Reproduce all the entries exactly.

Rows from a dataset
--------------------------------

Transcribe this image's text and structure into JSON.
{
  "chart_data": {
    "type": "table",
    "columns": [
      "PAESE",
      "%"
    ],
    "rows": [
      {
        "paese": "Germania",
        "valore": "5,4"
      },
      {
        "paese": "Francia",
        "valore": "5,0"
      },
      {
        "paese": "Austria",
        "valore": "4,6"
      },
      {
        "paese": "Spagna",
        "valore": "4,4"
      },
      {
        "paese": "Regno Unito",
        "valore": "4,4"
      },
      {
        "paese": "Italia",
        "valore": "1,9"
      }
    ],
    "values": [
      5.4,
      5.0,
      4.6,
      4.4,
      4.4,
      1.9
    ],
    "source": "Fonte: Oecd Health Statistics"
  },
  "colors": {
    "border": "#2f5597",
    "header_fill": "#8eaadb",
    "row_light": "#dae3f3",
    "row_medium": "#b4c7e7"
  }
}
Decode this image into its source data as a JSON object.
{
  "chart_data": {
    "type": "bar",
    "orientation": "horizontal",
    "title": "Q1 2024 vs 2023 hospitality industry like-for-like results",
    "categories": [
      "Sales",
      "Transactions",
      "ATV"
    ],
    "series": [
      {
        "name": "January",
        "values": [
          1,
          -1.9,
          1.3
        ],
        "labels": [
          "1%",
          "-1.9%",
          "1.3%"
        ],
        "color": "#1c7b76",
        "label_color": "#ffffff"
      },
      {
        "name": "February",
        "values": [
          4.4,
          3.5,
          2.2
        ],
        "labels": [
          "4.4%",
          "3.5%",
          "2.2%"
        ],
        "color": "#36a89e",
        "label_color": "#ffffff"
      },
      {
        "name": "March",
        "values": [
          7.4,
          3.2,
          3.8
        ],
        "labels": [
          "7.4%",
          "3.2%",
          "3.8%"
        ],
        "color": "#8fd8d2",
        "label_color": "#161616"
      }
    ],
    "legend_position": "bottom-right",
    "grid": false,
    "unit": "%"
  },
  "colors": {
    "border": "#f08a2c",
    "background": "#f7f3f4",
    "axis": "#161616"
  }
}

--------------------------------

Complete output:
Transcribe this image's text and structure into JSON.
{
  "chart_data": {
    "type": "table",
    "columns": [
      "PAESE",
      "%"
    ],
    "rows": [
      {
        "paese": "Germania",
        "valore": "5,4"
      },
      {
        "paese": "Francia",
        "valore": "5,0"
      },
      {
        "paese": "Austria",
        "valore": "4,6"
      },
      {
        "paese": "Spagna",
        "valore": "4,4"
      },
      {
        "paese": "Regno Unito",
        "valore": "4,4"
      },
      {
        "paese": "Italia",
        "valore": "1,9"
      }
    ],
    "values": [
      5.4,
      5.0,
      4.6,
      4.4,
      4.4,
      1.9
    ],
    "source": "Fonte: Oecd Health Statistics"
  },
  "colors": {
    "border": "#2f5597",
    "header_fill": "#8eaadb",
    "row_light": "#dae3f3",
    "row_medium": "#b4c7e7"
  }
}
Decode this image into its source data as a JSON object.
{
  "chart_data": {
    "type": "bar",
    "orientation": "horizontal",
    "title": "Q1 2024 vs 2023 hospitality industry like-for-like results",
    "categories": [
      "Sales",
      "Transactions",
      "ATV"
    ],
    "series": [
      {
        "name": "January",
        "values": [
          1,
          -1.9,
          1.3
        ],
        "labels": [
          "1%",
          "-1.9%",
          "1.3%"
        ],
        "color": "#1c7b76",
        "label_color": "#ffffff"
      },
      {
        "name": "February",
        "values": [
          4.4,
          3.5,
          2.2
        ],
        "labels": [
          "4.4%",
          "3.5%",
          "2.2%"
        ],
        "color": "#36a89e",
        "label_color": "#ffffff"
      },
      {
        "name": "March",
        "values": [
          7.4,
          3.2,
          3.8
        ],
        "labels": [
          "7.4%",
          "3.2%",
          "3.8%"
        ],
        "color": "#8fd8d2",
        "label_color": "#161616"
      }
    ],
    "legend_position": "bottom-right",
    "grid": false,
    "unit": "%"
  },
  "colors": {
    "border": "#f08a2c",
    "background": "#f7f3f4",
    "axis": "#161616"
  }
}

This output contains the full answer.